▸ **THE EXERCISE**: Each entry should be quoted word for word, including every mark of punctuation.

# Start of RECORDS SUPPLIED

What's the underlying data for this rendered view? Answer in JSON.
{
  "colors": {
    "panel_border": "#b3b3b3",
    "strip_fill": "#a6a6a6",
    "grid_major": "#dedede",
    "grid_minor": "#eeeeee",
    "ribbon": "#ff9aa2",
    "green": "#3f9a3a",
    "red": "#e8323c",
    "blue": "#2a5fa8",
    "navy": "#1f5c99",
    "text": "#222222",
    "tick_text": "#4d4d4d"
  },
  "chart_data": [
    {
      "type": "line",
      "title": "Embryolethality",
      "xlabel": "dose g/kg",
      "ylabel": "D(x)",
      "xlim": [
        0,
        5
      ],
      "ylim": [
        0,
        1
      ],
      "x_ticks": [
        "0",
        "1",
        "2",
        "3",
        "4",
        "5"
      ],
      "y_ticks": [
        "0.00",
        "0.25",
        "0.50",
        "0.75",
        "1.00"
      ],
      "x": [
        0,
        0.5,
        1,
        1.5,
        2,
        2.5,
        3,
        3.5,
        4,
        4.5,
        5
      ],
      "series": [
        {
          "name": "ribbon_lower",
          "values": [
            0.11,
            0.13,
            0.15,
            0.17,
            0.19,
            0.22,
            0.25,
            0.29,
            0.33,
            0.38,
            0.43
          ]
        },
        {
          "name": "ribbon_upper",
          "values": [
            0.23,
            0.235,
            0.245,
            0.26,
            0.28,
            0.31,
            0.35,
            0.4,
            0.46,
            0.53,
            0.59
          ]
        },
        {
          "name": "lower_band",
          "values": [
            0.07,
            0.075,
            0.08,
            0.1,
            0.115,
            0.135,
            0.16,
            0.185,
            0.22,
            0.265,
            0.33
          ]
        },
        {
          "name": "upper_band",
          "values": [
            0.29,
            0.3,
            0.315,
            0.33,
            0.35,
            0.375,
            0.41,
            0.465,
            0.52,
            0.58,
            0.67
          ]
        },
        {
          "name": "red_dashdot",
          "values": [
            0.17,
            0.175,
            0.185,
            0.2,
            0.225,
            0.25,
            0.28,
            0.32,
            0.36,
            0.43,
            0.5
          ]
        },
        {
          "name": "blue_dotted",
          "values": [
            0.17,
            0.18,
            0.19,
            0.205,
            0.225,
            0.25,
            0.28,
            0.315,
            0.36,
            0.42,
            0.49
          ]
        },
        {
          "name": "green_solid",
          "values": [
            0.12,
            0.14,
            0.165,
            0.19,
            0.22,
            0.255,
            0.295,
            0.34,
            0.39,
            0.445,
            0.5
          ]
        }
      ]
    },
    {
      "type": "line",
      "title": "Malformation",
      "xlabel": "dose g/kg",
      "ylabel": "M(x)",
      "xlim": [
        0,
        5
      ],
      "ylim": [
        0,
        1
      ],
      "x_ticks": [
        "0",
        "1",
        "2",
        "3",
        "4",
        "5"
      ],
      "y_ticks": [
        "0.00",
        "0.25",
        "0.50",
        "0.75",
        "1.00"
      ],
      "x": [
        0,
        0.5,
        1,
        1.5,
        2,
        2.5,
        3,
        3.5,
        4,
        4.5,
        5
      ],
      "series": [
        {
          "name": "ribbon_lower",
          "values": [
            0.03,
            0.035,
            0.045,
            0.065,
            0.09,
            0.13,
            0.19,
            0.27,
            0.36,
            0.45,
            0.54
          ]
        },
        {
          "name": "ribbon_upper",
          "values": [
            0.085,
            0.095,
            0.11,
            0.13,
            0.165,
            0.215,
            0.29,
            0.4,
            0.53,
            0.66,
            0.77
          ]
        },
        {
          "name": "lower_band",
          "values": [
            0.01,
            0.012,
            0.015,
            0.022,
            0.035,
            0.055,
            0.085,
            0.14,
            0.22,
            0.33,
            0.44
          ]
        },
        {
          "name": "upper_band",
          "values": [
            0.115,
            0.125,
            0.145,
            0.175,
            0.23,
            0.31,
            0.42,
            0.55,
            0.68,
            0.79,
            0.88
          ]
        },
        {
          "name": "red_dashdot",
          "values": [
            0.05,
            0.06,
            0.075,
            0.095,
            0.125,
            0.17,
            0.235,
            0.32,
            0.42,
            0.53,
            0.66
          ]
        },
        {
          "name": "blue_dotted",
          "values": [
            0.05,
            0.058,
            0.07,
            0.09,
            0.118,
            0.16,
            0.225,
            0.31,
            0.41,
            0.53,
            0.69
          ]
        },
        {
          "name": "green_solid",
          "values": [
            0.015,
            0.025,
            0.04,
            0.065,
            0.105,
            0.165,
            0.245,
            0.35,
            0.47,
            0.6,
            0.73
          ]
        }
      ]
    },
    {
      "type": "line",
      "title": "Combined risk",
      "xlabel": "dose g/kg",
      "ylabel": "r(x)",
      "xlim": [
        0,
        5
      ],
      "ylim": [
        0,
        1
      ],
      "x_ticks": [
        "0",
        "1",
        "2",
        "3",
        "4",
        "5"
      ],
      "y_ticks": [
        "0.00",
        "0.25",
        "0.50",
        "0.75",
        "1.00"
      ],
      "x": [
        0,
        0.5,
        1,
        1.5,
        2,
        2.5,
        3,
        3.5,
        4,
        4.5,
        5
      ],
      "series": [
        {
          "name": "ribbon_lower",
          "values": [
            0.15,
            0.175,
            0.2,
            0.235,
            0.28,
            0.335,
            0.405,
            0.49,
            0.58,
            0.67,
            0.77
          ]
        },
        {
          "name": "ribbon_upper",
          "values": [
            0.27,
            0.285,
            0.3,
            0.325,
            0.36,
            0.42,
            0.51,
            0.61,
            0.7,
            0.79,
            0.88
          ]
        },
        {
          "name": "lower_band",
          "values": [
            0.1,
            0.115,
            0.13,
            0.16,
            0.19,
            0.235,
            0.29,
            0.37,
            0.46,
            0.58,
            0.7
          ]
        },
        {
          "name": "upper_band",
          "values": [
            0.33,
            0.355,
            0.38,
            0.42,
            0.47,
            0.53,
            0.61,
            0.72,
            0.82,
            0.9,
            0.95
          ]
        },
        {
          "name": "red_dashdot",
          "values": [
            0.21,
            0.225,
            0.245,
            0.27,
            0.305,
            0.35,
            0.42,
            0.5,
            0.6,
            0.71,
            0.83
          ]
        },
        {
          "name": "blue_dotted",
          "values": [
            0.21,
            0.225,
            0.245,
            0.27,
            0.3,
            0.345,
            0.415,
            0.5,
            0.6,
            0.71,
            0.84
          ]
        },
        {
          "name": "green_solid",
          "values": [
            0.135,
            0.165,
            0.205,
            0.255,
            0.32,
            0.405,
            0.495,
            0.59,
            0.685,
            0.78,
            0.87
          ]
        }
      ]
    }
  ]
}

# End of RECORDS SUPPLIED

▸ **RIGHT ANSWER**:
What's the underlying data for this rendered view? Answer in JSON.
{
  "colors": {
    "panel_border": "#b3b3b3",
    "strip_fill": "#a6a6a6",
    "grid_major": "#dedede",
    "grid_minor": "#eeeeee",
    "ribbon": "#ff9aa2",
    "green": "#3f9a3a",
    "red": "#e8323c",
    "blue": "#2a5fa8",
    "navy": "#1f5c99",
    "text": "#222222",
    "tick_text": "#4d4d4d"
  },
  "chart_data": [
    {
      "type": "line",
      "title": "Embryolethality",
      "xlabel": "dose g/kg",
      "ylabel": "D(x)",
      "xlim": [
        0,
        5
      ],
      "ylim": [
        0,
        1
      ],
      "x_ticks": [
        "0",
        "1",
        "2",
        "3",
        "4",
        "5"
      ],
      "y_ticks": [
        "0.00",
        "0.25",
        "0.50",
        "0.75",
        "1.00"
      ],
      "x": [
        0,
        0.5,
        1,
        1.5,
        2,
        2.5,
        3,
        3.5,
        4,
        4.5,
        5
      ],
      "series": [
        {
          "name": "ribbon_lower",
          "values": [
            0.11,
            0.13,
            0.15,
            0.17,
            0.19,
            0.22,
            0.25,
            0.29,
            0.33,
            0.38,
            0.43
          ]
        },
        {
          "name": "ribbon_upper",
          "values": [
            0.23,
            0.235,
            0.245,
            0.26,
            0.28,
            0.31,
            0.35,
            0.4,
            0.46,
            0.53,
            0.59
          ]
        },
        {
          "name": "lower_band",
          "values": [
            0.07,
            0.075,
            0.08,
            0.1,
            0.115,
            0.135,
            0.16,
            0.185,
            0.22,
            0.265,
            0.33
          ]
        },
        {
          "name": "upper_band",
          "values": [
            0.29,
            0.3,
            0.315,
            0.33,
            0.35,
            0.375,
            0.41,
            0.465,
            0.52,
            0.58,
            0.67
          ]
        },
        {
          "name": "red_dashdot",
          "values": [
            0.17,
            0.175,
            0.185,
            0.2,
            0.225,
            0.25,
            0.28,
            0.32,
            0.36,
            0.43,
            0.5
          ]
        },
        {
          "name": "blue_dotted",
          "values": [
            0.17,
            0.18,
            0.19,
            0.205,
            0.225,
            0.25,
            0.28,
            0.315,
            0.36,
            0.42,
            0.49
          ]
        },
        {
          "name": "green_solid",
          "values": [
            0.12,
            0.14,
            0.165,
            0.19,
            0.22,
            0.255,
            0.295,
            0.34,
            0.39,
            0.445,
            0.5
          ]
        }
      ]
    },
    {
      "type": "line",
      "title": "Malformation",
      "xlabel": "dose g/kg",
      "ylabel": "M(x)",
      "xlim": [
        0,
        5
      ],
      "ylim": [
        0,
        1
      ],
      "x_ticks": [
        "0",
        "1",
        "2",
        "3",
        "4",
        "5"
      ],
      "y_ticks": [
        "0.00",
        "0.25",
        "0.50",
        "0.75",
        "1.00"
      ],
      "x": [
        0,
        0.5,
        1,
        1.5,
        2,
        2.5,
        3,
        3.5,
        4,
        4.5,
        5
      ],
      "series": [
        {
          "name": "ribbon_lower",
          "values": [
            0.03,
            0.035,
            0.045,
            0.065,
            0.09,
            0.13,
            0.19,
            0.27,
            0.36,
            0.45,
            0.54
          ]
        },
        {
          "name": "ribbon_upper",
          "values": [
            0.085,
            0.095,
            0.11,
            0.13,
            0.165,
            0.215,
            0.29,
            0.4,
            0.53,
            0.66,
            0.77
          ]
        },
        {
          "name": "lower_band",
          "values": [
            0.01,
            0.012,
            0.015,
            0.022,
            0.035,
            0.055,
            0.085,
            0.14,
            0.22,
            0.33,
            0.44
          ]
        },
        {
          "name": "upper_band",
          "values": [
            0.115,
            0.125,
            0.145,
            0.175,
            0.23,
            0.31,
            0.42,
            0.55,
            0.68,
            0.79,
            0.88
          ]
        },
        {
          "name": "red_dashdot",
          "values": [
            0.05,
            0.06,
            0.075,
            0.095,
            0.125,
            0.17,
            0.235,
            0.32,
            0.42,
            0.53,
            0.66
          ]
        },
        {
          "name": "blue_dotted",
          "values": [
            0.05,
            0.058,
            0.07,
            0.09,
            0.118,
            0.16,
            0.225,
            0.31,
            0.41,
            0.53,
            0.69
          ]
        },
        {
          "name": "green_solid",
          "values": [
            0.015,
            0.025,
            0.04,
            0.065,
            0.105,
            0.165,
            0.245,
            0.35,
            0.47,
            0.6,
            0.73
          ]
        }
      ]
    },
    {
      "type": "line",
      "title": "Combined risk",
      "xlabel": "dose g/kg",
      "ylabel": "r(x)",
      "xlim": [
        0,
        5
      ],
      "ylim": [
        0,
        1
      ],
      "x_ticks": [
        "0",
        "1",
        "2",
        "3",
        "4",
        "5"
      ],
      "y_ticks": [
        "0.00",
        "0.25",
        "0.50",
        "0.75",
        "1.00"
      ],
      "x": [
        0,
        0.5,
        1,
        1.5,
        2,
        2.5,
        3,
        3.5,
        4,
        4.5,
        5
      ],
      "series": [
        {
          "name": "ribbon_lower",
          "values": [
            0.15,
            0.175,
            0.2,
            0.235,
            0.28,
            0.335,
            0.405,
            0.49,
            0.58,
            0.67,
            0.77
          ]
        },
        {
          "name": "ribbon_upper",
          "values": [
            0.27,
            0.285,
            0.3,
            0.325,
            0.36,
            0.42,
            0.51,
            0.61,
            0.7,
            0.79,
            0.88
          ]
        },
        {
          "name": "lower_band",
          "values": [
            0.1,
            0.115,
            0.13,
            0.16,
            0.19,
            0.235,
            0.29,
            0.37,
            0.46,
            0.58,
            0.7
          ]
        },
        {
          "name": "upper_band",
          "values": [
            0.33,
            0.355,
            0.38,
            0.42,
            0.47,
            0.53,
            0.61,
            0.72,
            0.82,
            0.9,
            0.95
          ]
        },
        {
          "name": "red_dashdot",
          "values": [
            0.21,
            0.225,
            0.245,
            0.27,
            0.305,
            0.35,
            0.42,
            0.5,
            0.6,
            0.71,
            0.83
          ]
        },
        {
          "name": "blue_dotted",
          "values": [
            0.21,
            0.225,
            0.245,
            0.27,
            0.3,
            0.345,
            0.415,
            0.5,
            0.6,
            0.71,
            0.84
          ]
        },
        {
          "name": "green_solid",
          "values": [
            0.135,
            0.165,
            0.205,
            0.255,
            0.32,
            0.405,
            0.495,
            0.59,
            0.685,
            0.78,
            0.87
          ]
        }
      ]
    }
  ]
}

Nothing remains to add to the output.